### Given request
Every line containing the word "Years" needs to be found and copied.

[START OF Given data]

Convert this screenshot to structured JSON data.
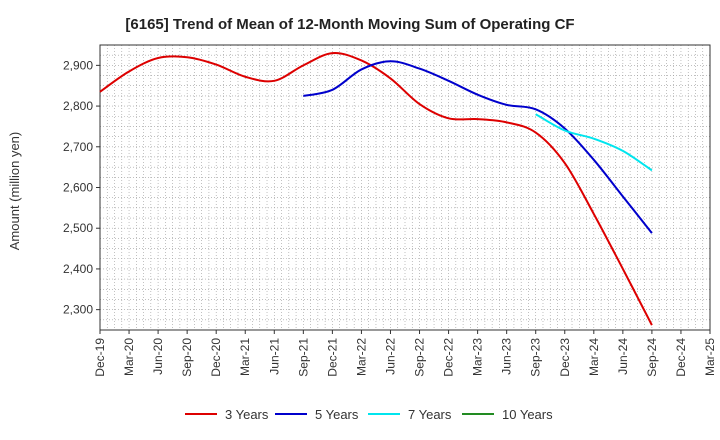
{
  "chart_data": {
    "type": "line",
    "title": "[6165]  Trend of Mean of 12-Month Moving Sum of Operating CF",
    "xlabel": "",
    "ylabel": "Amount (million yen)",
    "ylim": [
      2250,
      2950
    ],
    "yticks": [
      2300,
      2400,
      2500,
      2600,
      2700,
      2800,
      2900
    ],
    "ytick_labels": [
      "2,300",
      "2,400",
      "2,500",
      "2,600",
      "2,700",
      "2,800",
      "2,900"
    ],
    "categories": [
      "Dec-19",
      "Mar-20",
      "Jun-20",
      "Sep-20",
      "Dec-20",
      "Mar-21",
      "Jun-21",
      "Sep-21",
      "Dec-21",
      "Mar-22",
      "Jun-22",
      "Sep-22",
      "Dec-22",
      "Mar-23",
      "Jun-23",
      "Sep-23",
      "Dec-23",
      "Mar-24",
      "Jun-24",
      "Sep-24",
      "Dec-24",
      "Mar-25"
    ],
    "grid": true,
    "legend_position": "bottom",
    "series": [
      {
        "name": "3 Years",
        "color": "#dd0000",
        "values": [
          2835,
          2885,
          2918,
          2920,
          2902,
          2872,
          2862,
          2900,
          2930,
          2912,
          2868,
          2805,
          2770,
          2768,
          2760,
          2735,
          2660,
          2535,
          2400,
          2262,
          null,
          null
        ]
      },
      {
        "name": "5 Years",
        "color": "#0000cc",
        "values": [
          null,
          null,
          null,
          null,
          null,
          null,
          null,
          2825,
          2840,
          2890,
          2910,
          2892,
          2862,
          2828,
          2803,
          2792,
          2745,
          2668,
          2578,
          2488,
          null,
          null
        ]
      },
      {
        "name": "7 Years",
        "color": "#00e5ee",
        "values": [
          null,
          null,
          null,
          null,
          null,
          null,
          null,
          null,
          null,
          null,
          null,
          null,
          null,
          null,
          null,
          2780,
          2740,
          2720,
          2690,
          2642,
          null,
          null
        ]
      },
      {
        "name": "10 Years",
        "color": "#228b22",
        "values": [
          null,
          null,
          null,
          null,
          null,
          null,
          null,
          null,
          null,
          null,
          null,
          null,
          null,
          null,
          null,
          null,
          null,
          null,
          null,
          null,
          null,
          null
        ]
      }
    ]
  }
}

[END OF Given data]

### Worked solution
        "name": "3 Years",
        "name": "5 Years",
        "name": "7 Years",
        "name": "10 Years",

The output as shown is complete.